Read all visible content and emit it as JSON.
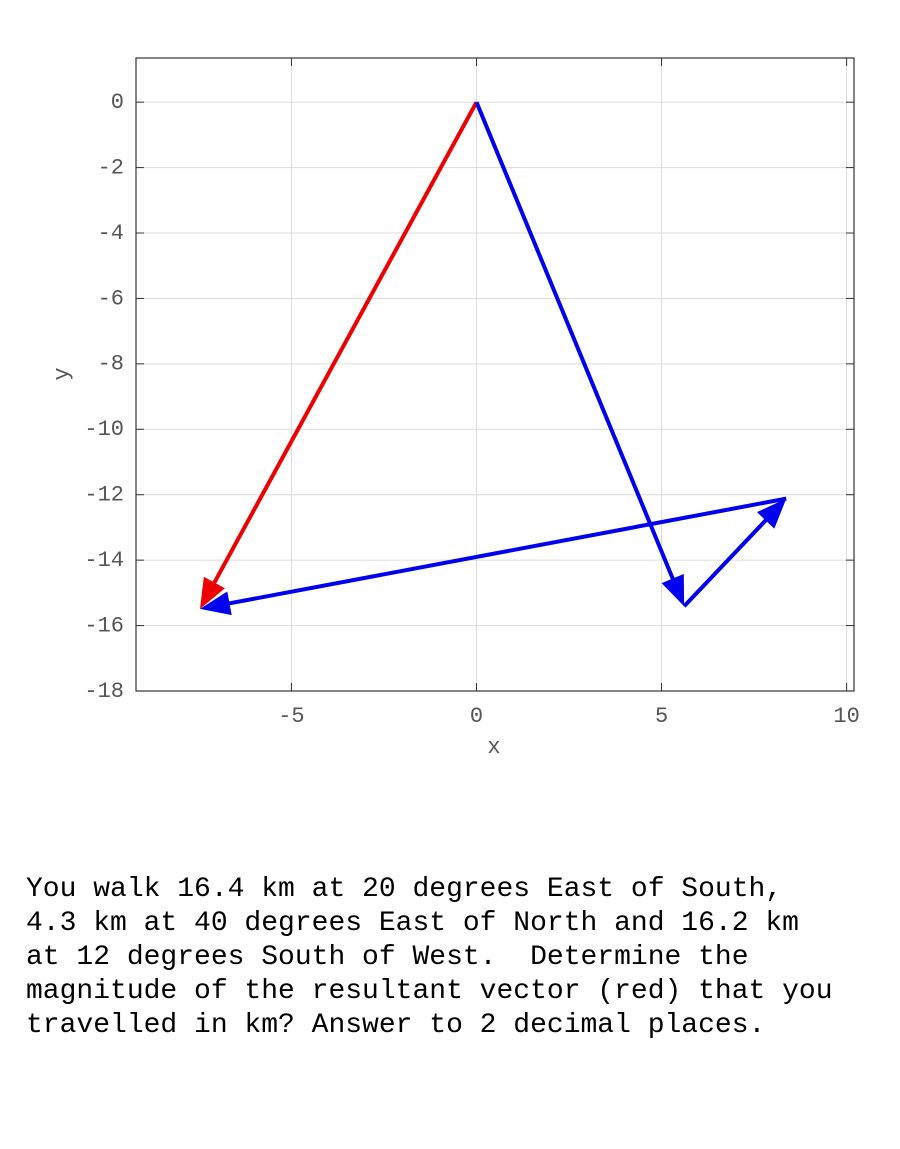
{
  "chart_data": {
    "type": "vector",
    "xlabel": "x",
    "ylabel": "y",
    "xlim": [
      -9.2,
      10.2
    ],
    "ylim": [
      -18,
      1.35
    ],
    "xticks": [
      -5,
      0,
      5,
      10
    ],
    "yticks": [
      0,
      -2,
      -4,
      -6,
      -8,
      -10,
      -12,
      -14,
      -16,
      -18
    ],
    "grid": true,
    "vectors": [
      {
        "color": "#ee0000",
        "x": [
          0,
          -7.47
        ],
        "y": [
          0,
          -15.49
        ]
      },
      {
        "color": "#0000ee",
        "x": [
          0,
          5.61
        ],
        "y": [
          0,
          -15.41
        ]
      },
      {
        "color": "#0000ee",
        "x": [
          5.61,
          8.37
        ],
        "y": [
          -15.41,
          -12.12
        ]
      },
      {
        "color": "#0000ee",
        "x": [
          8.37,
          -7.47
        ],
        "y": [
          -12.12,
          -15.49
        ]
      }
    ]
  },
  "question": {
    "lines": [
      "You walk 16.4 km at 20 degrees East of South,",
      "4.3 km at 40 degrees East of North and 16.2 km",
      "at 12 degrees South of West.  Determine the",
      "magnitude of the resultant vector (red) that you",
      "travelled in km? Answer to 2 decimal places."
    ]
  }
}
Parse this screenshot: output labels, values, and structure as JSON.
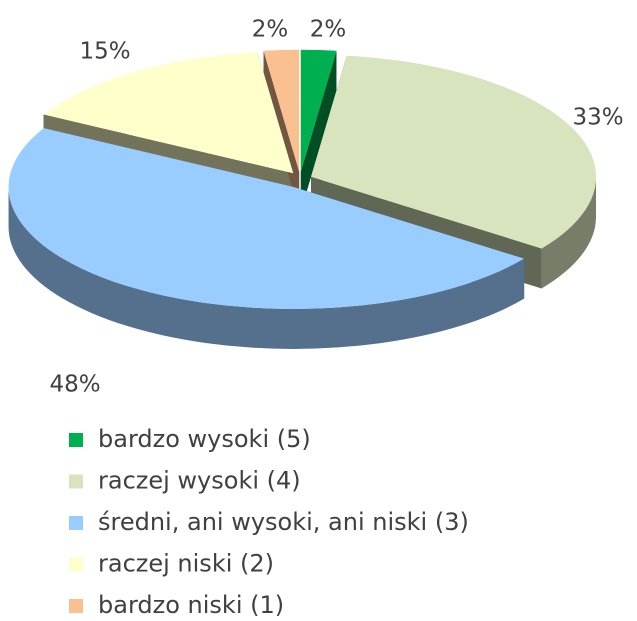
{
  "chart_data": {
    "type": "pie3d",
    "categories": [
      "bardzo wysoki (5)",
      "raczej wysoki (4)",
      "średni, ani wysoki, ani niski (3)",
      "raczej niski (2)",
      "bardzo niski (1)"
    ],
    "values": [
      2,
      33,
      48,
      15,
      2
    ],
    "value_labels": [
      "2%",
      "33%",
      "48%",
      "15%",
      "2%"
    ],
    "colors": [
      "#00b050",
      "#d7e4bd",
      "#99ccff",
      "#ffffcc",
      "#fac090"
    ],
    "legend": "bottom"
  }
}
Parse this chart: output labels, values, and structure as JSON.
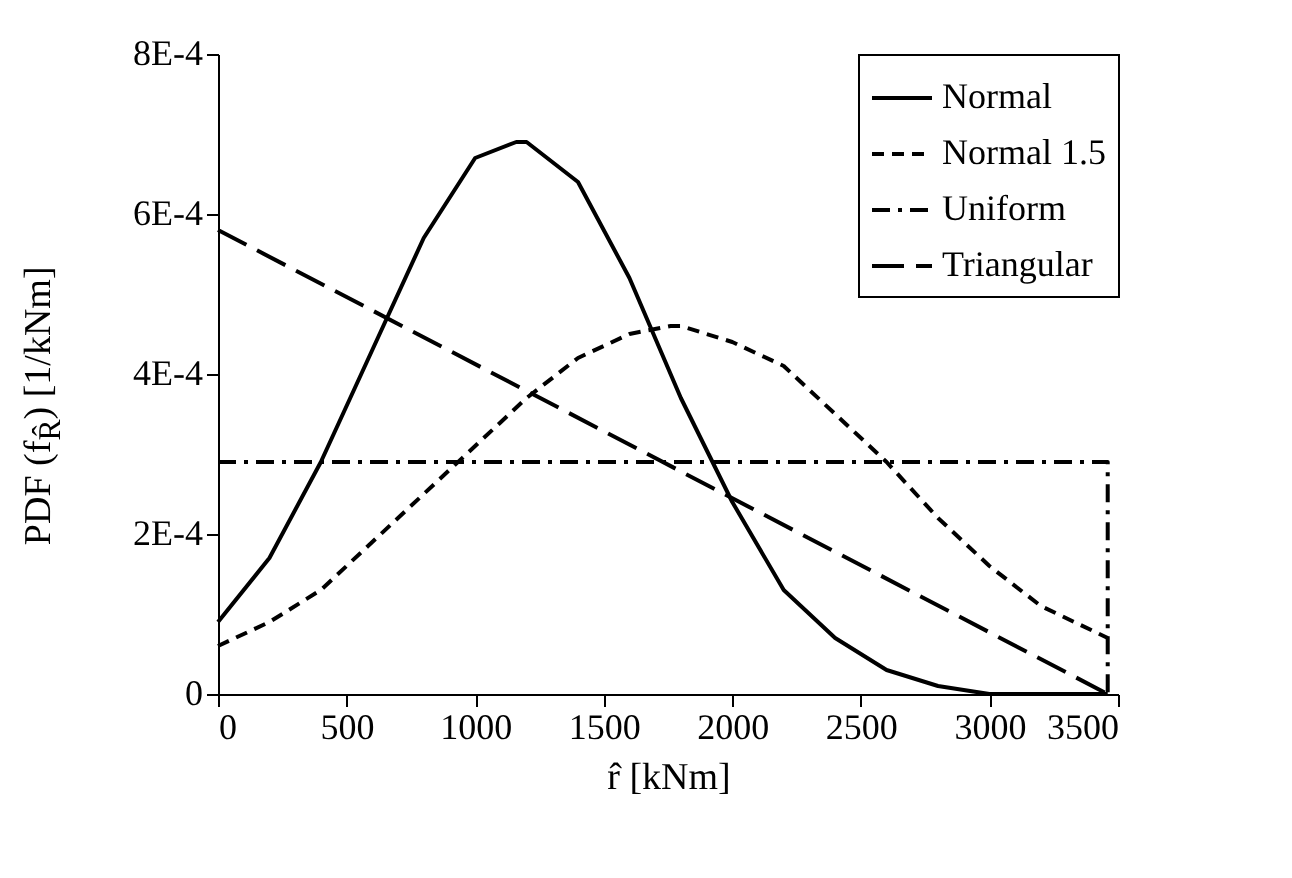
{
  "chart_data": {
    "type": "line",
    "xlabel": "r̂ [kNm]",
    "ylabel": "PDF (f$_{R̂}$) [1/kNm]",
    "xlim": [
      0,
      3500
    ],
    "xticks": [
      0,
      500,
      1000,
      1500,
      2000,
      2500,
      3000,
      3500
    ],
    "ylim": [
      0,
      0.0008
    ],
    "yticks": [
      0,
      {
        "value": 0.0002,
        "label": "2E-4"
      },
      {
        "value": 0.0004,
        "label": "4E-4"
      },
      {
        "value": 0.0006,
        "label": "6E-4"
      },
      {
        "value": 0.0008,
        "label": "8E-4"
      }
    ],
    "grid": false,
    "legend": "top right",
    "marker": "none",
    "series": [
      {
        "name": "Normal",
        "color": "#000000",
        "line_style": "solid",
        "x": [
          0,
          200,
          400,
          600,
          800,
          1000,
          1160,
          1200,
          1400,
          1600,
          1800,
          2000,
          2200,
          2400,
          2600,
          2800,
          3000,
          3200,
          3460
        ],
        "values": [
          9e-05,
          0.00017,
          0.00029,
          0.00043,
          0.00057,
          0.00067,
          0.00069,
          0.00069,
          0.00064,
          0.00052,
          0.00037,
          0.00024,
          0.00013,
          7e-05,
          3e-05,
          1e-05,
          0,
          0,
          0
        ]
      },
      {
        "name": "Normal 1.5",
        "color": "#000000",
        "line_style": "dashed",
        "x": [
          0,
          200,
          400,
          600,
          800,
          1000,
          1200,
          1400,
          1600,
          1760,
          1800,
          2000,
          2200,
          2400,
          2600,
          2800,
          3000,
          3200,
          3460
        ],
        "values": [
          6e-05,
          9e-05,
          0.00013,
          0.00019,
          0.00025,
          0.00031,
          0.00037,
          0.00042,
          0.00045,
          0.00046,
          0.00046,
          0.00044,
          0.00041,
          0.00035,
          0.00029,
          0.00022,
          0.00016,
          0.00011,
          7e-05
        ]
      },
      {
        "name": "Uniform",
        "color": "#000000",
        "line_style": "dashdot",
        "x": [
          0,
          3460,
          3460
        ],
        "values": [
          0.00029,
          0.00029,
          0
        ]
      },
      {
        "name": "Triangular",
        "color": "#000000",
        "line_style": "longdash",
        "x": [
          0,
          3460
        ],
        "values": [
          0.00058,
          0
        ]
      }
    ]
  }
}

◇ ◇ ◇

Direction: Tally the lines of the listing above that include the word "name". Answer with the number alone.

Response: 4